Records from a data collection:
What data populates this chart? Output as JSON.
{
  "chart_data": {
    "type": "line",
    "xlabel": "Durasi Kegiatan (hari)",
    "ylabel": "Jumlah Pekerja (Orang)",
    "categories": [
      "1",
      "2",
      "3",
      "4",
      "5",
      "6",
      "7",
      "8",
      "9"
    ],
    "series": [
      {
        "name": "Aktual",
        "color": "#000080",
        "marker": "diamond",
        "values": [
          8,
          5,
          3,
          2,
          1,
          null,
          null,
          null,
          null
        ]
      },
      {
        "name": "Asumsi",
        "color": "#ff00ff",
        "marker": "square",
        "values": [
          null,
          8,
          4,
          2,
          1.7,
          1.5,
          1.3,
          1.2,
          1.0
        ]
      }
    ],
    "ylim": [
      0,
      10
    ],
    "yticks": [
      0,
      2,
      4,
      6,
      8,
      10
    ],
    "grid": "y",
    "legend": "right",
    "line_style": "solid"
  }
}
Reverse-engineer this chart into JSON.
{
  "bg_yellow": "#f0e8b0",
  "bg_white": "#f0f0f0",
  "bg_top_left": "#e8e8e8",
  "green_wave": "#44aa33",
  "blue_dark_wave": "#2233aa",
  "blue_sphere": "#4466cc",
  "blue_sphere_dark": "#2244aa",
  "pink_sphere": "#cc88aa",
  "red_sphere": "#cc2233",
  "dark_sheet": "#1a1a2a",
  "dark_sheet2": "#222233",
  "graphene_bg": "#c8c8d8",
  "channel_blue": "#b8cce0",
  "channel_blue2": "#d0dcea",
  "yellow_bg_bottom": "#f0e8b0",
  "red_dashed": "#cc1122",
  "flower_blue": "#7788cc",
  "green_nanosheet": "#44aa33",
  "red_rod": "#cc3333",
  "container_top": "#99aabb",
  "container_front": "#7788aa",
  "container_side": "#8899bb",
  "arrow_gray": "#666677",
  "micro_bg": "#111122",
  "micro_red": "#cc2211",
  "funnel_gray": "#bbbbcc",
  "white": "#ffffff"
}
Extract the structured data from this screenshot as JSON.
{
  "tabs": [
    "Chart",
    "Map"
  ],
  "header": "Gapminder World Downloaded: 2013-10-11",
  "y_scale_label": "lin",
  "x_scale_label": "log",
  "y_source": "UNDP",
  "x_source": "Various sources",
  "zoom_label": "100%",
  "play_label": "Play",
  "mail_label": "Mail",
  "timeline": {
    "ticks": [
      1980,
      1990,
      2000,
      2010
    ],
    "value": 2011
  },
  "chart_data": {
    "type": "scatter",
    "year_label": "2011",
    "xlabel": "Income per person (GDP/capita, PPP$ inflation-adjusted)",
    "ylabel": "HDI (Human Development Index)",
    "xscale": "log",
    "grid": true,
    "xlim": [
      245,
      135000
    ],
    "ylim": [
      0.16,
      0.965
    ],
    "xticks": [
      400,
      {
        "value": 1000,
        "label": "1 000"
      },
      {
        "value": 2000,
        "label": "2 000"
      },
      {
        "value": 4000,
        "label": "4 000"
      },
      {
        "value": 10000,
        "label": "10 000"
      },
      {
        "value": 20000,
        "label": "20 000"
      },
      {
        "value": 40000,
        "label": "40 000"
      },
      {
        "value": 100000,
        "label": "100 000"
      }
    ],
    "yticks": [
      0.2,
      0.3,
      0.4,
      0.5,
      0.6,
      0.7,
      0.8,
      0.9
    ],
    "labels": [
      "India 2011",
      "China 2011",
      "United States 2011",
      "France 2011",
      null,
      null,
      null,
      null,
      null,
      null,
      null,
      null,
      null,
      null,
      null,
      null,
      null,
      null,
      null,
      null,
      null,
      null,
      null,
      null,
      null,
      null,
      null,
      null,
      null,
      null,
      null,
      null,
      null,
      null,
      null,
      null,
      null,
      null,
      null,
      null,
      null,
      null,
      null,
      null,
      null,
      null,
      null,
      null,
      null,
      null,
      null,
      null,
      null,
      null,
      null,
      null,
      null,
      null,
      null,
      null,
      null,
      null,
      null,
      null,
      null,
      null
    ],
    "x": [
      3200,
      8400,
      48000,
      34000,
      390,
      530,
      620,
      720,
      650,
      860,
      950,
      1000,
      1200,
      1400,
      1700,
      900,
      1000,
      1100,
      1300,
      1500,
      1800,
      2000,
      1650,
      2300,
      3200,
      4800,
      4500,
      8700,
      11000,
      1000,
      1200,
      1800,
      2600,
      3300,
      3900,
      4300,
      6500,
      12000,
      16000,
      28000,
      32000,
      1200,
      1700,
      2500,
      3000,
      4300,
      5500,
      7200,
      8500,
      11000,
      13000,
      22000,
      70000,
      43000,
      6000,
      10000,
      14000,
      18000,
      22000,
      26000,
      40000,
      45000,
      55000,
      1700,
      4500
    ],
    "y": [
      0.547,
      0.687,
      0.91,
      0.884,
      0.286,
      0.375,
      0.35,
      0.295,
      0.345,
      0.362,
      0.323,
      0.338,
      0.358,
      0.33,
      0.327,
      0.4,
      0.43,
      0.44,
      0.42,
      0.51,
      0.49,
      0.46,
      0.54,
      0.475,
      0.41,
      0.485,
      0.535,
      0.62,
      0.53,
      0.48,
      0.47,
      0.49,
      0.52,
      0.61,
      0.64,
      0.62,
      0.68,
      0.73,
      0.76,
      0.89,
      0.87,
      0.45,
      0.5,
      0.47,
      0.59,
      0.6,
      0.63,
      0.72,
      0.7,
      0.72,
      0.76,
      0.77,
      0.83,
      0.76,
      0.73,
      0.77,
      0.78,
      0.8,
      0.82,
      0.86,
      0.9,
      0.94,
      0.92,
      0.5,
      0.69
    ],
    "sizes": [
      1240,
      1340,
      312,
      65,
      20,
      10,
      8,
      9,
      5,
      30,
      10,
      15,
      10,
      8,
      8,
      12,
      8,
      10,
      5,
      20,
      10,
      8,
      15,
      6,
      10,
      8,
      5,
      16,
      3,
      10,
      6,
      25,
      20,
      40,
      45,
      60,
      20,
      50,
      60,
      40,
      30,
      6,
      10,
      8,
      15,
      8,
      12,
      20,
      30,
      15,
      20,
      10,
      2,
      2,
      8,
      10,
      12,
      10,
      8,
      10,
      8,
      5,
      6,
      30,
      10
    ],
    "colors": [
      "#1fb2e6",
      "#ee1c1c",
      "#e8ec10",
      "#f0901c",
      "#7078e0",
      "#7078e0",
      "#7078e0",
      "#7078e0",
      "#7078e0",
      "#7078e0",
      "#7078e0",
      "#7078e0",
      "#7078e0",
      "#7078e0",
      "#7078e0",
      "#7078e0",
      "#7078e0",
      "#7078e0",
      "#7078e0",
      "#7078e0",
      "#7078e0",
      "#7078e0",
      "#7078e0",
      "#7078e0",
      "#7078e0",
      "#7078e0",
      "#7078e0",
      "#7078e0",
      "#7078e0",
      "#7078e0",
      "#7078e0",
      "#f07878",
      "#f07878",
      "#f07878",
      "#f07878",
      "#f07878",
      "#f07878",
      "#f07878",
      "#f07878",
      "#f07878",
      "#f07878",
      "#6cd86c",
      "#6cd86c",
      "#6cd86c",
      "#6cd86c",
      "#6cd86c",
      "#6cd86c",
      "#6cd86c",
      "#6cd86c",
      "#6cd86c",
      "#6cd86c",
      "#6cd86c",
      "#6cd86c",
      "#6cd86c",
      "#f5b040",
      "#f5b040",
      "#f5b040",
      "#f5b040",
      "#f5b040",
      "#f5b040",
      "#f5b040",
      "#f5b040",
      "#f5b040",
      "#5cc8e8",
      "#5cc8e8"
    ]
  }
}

→ DIRECTIONS: List each line of the entries that holds the string "xlabel".

→ RESPONSE TO THE EXERCISE:
    "xlabel": "Durasi Kegiatan (hari)",
    "xlabel": "Income per person (GDP/capita, PPP$ inflation-adjusted)",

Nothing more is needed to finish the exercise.